Show every line in the entries below where the word "will" appears.

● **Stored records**
════════
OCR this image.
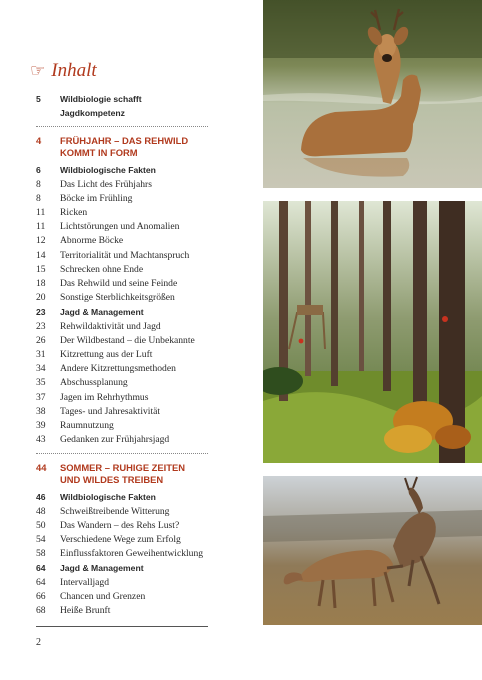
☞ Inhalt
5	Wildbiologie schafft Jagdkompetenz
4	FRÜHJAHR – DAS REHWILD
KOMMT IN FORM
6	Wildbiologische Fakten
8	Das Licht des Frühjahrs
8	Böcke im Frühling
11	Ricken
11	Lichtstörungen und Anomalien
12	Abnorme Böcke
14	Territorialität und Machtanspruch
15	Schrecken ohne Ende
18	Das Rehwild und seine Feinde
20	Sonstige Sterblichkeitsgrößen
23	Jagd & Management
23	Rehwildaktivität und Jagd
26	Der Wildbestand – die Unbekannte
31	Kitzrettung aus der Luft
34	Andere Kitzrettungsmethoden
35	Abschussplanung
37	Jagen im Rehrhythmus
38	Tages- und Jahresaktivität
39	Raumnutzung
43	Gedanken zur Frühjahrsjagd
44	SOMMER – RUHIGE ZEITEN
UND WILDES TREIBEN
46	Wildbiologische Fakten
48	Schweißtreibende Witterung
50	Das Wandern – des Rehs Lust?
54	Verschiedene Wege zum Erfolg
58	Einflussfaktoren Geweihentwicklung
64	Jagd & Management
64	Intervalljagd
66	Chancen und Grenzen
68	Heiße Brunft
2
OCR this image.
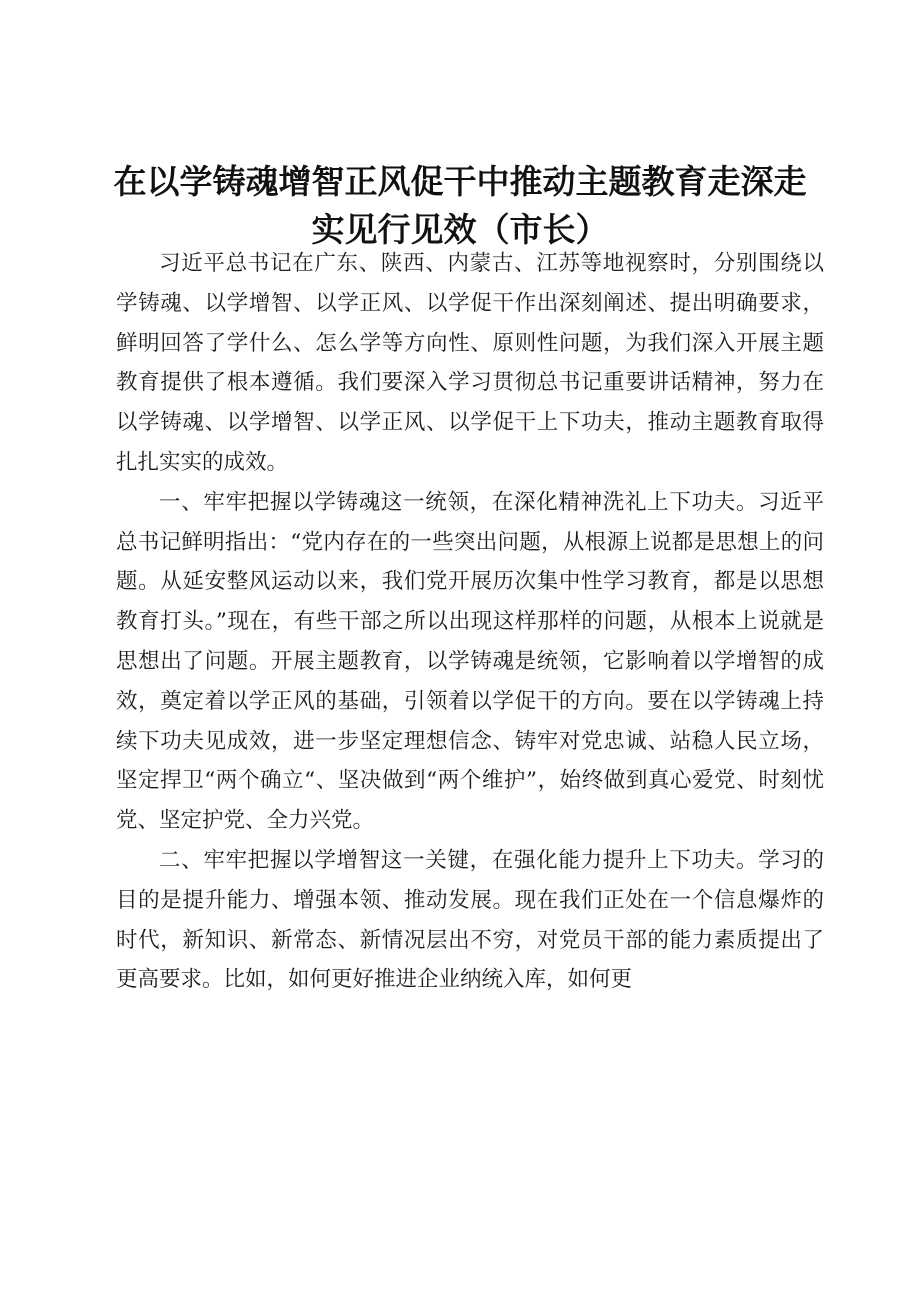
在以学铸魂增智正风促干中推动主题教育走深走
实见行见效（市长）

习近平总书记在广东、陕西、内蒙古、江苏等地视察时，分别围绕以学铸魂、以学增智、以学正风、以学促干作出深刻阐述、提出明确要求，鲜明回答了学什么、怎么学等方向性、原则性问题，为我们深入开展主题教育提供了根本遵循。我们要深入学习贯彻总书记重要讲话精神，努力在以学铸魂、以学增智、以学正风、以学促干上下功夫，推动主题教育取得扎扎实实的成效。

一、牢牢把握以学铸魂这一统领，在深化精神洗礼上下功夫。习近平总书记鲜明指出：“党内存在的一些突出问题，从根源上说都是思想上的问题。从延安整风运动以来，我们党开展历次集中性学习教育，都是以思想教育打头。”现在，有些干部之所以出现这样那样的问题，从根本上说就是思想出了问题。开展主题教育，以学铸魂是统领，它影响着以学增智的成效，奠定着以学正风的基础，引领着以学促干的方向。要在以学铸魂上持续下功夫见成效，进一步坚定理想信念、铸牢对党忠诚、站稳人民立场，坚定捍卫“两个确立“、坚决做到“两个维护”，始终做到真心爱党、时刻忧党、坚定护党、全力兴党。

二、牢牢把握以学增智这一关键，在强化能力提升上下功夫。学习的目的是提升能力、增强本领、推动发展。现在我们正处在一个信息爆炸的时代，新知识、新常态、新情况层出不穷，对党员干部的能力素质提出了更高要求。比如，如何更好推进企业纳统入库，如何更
════════
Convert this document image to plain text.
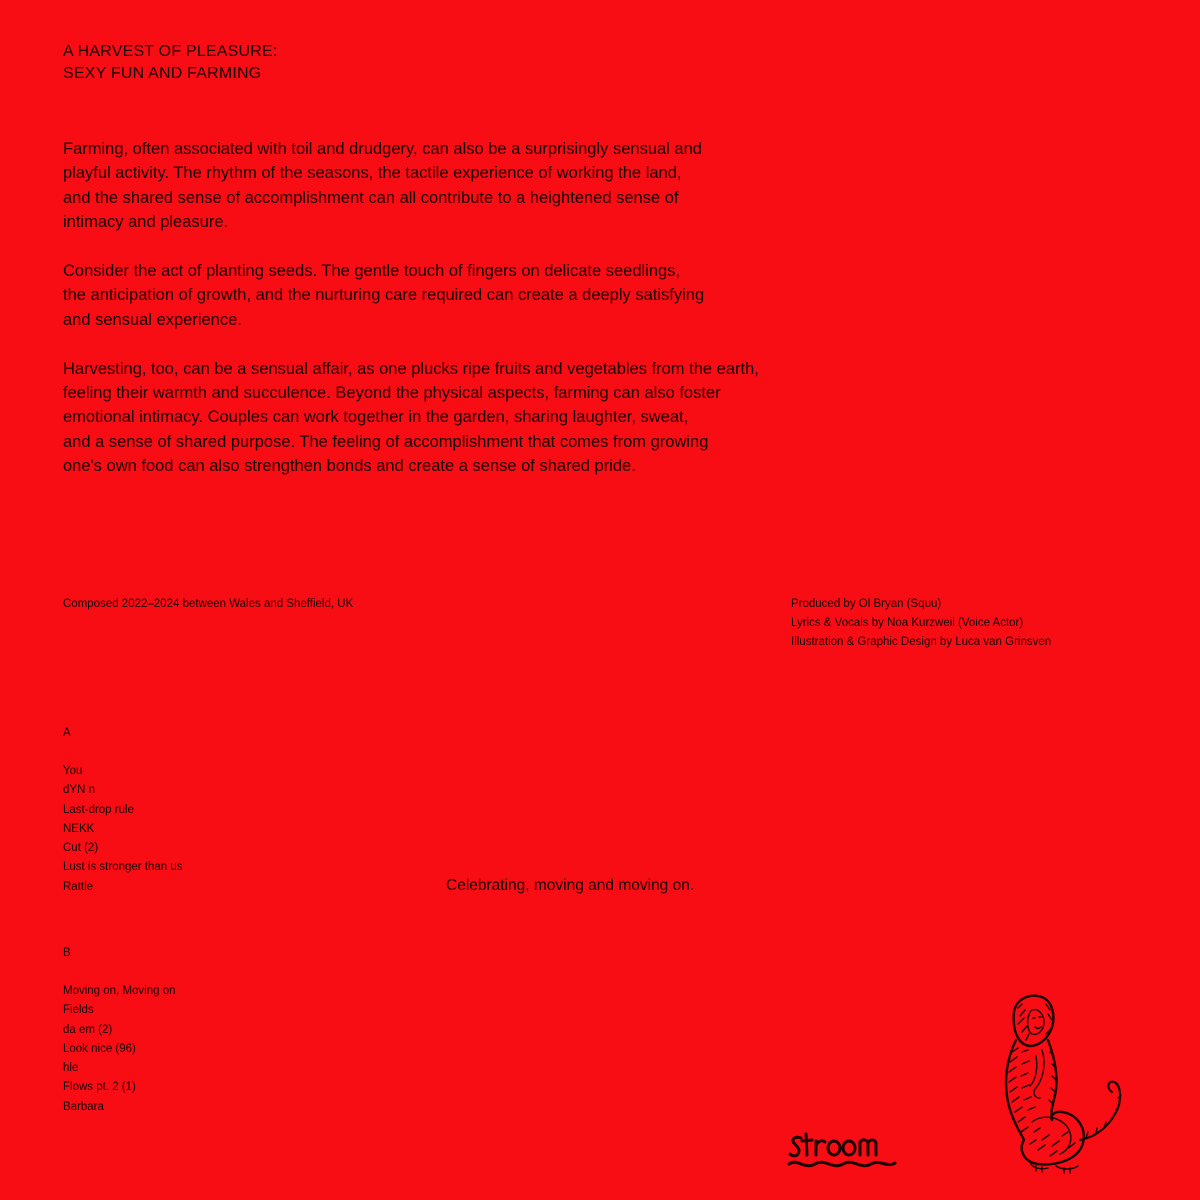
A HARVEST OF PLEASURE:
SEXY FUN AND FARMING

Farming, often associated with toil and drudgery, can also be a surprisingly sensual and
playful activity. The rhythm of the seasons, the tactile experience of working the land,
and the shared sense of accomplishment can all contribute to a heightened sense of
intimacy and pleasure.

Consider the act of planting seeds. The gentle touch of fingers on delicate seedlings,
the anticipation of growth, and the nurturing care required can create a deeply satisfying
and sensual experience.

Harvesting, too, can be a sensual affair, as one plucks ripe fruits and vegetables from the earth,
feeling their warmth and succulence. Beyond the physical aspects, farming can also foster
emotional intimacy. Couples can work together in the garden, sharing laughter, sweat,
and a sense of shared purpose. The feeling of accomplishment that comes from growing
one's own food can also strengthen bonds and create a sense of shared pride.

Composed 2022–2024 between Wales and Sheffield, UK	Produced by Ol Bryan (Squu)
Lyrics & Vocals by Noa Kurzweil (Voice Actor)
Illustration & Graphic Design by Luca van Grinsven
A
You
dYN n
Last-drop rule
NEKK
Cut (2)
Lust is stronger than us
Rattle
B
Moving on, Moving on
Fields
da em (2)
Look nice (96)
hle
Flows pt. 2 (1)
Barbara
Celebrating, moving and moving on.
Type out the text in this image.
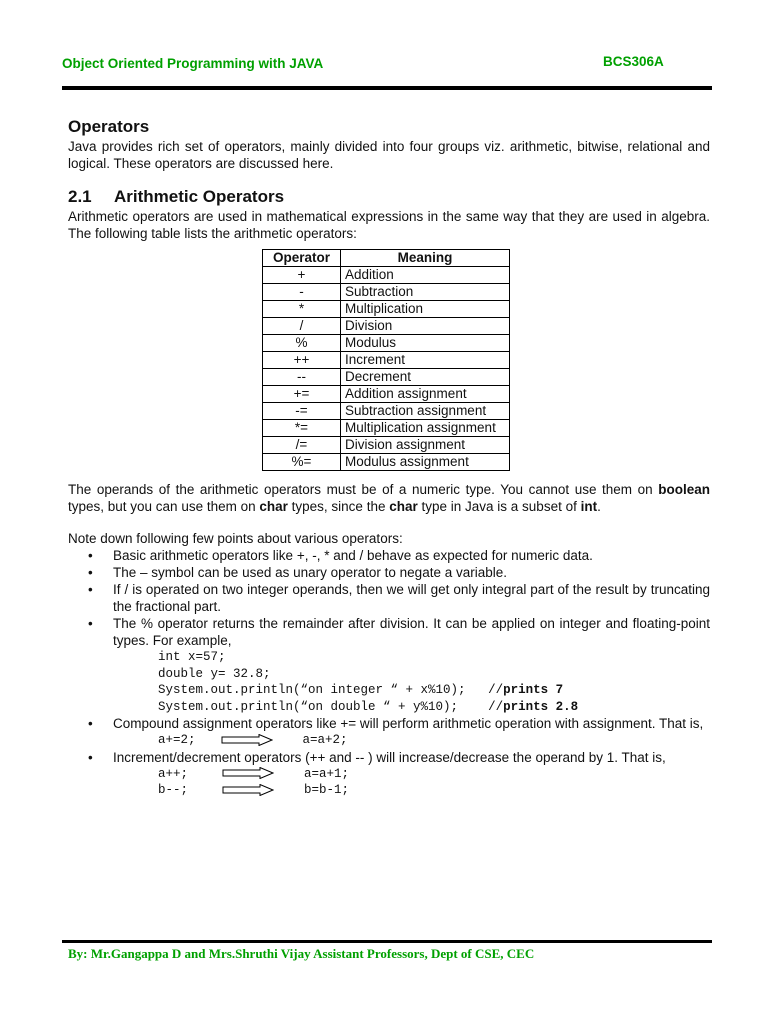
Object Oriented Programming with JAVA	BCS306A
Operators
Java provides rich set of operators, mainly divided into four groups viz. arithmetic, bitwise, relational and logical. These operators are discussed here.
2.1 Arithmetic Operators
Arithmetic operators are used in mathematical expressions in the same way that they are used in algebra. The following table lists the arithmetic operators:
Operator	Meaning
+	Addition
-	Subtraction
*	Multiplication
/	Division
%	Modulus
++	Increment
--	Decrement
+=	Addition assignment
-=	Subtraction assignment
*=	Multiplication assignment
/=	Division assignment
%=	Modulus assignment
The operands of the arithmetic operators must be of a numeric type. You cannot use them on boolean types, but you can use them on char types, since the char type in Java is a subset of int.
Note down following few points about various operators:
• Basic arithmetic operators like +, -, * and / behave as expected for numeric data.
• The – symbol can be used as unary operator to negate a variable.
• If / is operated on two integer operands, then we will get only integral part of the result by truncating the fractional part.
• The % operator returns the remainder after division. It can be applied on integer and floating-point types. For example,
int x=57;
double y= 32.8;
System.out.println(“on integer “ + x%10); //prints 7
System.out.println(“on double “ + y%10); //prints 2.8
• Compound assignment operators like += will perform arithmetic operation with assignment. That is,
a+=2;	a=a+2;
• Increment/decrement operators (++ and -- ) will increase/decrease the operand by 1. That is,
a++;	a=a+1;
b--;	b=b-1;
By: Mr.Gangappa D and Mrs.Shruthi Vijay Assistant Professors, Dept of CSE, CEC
════════
● **Complete answer**
• If / is operated on two integer operands, then we will get only integral part of the result by truncating the fractional part.
• Compound assignment operators like += will perform arithmetic operation with assignment. That is,
• Increment/decrement operators (++ and -- ) will increase/decrease the operand by 1. That is,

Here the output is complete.